# Prompt
Locate the string "into" in the listing below. Copy every line where it is found.

___

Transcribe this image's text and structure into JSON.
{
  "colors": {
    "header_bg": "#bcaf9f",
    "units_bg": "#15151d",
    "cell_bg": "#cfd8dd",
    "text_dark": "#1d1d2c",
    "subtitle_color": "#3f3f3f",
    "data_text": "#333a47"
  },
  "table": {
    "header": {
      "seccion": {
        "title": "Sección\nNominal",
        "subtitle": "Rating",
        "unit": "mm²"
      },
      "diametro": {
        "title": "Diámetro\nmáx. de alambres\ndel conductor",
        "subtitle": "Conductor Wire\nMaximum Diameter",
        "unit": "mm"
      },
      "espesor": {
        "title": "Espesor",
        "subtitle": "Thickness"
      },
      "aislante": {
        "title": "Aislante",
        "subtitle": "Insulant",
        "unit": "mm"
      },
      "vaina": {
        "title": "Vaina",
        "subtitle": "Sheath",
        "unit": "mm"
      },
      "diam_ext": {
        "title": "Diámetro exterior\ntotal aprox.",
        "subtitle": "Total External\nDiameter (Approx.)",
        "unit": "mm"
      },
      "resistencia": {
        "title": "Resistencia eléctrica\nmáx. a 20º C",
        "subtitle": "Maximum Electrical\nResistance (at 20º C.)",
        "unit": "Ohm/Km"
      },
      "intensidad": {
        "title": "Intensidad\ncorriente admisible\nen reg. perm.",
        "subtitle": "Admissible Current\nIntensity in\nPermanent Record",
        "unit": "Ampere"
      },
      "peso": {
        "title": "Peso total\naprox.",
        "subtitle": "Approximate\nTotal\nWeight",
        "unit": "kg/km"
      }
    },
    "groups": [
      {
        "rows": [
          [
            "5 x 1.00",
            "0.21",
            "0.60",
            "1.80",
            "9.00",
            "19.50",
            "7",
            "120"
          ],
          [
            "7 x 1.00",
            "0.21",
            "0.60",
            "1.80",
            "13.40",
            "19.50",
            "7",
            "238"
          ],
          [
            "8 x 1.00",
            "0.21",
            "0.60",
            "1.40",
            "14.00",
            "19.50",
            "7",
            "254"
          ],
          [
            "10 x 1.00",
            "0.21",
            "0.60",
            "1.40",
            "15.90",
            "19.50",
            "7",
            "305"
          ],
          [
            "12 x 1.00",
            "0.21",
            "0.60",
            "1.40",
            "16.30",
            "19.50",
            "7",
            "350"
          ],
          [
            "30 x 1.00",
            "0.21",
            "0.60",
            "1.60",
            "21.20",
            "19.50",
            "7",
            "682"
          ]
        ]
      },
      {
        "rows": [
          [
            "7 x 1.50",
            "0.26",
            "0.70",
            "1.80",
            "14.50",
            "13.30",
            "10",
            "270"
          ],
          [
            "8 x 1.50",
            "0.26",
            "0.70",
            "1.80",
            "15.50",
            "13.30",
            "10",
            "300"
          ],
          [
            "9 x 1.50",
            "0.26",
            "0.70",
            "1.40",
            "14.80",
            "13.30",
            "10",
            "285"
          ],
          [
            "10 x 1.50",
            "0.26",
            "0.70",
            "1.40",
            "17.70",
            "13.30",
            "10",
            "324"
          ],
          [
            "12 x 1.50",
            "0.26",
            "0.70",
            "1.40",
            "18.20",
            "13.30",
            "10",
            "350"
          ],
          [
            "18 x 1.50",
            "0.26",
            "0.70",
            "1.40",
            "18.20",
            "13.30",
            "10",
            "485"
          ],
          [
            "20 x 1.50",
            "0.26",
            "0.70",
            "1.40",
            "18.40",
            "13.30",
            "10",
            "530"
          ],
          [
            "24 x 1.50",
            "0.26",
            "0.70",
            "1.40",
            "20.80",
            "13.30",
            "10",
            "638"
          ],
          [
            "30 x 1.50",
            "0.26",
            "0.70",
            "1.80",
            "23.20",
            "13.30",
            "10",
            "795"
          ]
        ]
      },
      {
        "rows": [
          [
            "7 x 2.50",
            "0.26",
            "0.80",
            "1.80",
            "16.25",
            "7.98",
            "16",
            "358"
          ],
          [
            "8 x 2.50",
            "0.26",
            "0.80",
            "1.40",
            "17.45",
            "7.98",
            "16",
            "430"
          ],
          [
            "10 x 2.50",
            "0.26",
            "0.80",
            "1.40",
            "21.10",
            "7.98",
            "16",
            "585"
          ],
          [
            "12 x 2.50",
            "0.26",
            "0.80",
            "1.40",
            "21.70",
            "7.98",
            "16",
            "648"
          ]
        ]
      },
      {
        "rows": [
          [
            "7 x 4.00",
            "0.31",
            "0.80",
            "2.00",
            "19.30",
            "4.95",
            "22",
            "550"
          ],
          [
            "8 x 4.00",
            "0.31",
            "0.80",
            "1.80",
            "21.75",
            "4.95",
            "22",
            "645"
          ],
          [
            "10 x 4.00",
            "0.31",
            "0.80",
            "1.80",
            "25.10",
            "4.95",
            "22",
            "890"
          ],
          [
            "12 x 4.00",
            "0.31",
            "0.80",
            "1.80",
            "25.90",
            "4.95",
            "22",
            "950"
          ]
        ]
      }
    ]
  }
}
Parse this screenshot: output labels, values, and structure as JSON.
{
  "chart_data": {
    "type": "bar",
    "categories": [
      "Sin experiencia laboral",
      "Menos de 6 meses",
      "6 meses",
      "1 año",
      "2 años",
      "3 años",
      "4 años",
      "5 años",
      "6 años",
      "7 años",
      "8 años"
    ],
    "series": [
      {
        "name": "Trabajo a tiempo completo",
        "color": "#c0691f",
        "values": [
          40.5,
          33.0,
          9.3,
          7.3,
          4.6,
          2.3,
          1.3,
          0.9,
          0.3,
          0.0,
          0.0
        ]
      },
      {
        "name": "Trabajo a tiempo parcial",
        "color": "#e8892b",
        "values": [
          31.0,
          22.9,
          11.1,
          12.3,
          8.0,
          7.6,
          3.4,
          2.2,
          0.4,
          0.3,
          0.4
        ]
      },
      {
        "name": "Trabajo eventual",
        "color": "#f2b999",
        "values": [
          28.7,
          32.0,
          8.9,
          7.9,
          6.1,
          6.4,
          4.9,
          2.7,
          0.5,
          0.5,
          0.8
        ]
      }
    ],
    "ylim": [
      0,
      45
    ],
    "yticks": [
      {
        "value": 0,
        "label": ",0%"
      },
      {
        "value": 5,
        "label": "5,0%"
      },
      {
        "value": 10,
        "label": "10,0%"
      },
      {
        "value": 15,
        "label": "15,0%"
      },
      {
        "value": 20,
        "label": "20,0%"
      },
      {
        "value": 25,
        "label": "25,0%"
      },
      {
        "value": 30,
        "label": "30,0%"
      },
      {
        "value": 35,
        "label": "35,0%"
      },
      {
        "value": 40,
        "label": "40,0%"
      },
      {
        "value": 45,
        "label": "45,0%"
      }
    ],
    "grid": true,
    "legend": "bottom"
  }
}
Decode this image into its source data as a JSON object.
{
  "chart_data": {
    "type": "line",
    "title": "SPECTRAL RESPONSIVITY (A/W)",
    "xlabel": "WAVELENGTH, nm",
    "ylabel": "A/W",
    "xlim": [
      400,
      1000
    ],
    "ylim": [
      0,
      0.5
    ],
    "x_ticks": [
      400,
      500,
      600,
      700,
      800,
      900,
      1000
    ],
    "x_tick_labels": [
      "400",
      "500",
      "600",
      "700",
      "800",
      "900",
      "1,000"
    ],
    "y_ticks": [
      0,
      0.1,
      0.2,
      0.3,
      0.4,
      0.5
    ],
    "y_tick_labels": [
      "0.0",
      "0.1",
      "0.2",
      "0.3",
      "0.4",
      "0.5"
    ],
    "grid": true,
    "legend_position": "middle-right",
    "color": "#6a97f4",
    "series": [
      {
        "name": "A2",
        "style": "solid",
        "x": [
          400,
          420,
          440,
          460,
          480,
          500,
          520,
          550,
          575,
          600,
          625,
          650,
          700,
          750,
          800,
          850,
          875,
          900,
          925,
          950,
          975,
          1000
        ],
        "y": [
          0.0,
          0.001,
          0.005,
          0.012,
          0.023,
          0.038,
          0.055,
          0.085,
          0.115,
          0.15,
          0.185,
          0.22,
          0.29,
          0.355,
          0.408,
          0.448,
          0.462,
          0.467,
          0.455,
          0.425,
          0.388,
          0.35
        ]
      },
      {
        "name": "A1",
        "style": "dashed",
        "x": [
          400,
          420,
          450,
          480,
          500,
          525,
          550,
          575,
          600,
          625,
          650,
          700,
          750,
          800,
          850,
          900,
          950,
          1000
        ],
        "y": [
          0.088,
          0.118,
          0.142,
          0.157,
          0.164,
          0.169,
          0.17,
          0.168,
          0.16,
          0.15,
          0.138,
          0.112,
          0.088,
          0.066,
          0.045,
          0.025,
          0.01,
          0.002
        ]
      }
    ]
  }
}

___

# Response
Transcribe this image's text and structure into JSON.
Decode this image into its source data as a JSON object.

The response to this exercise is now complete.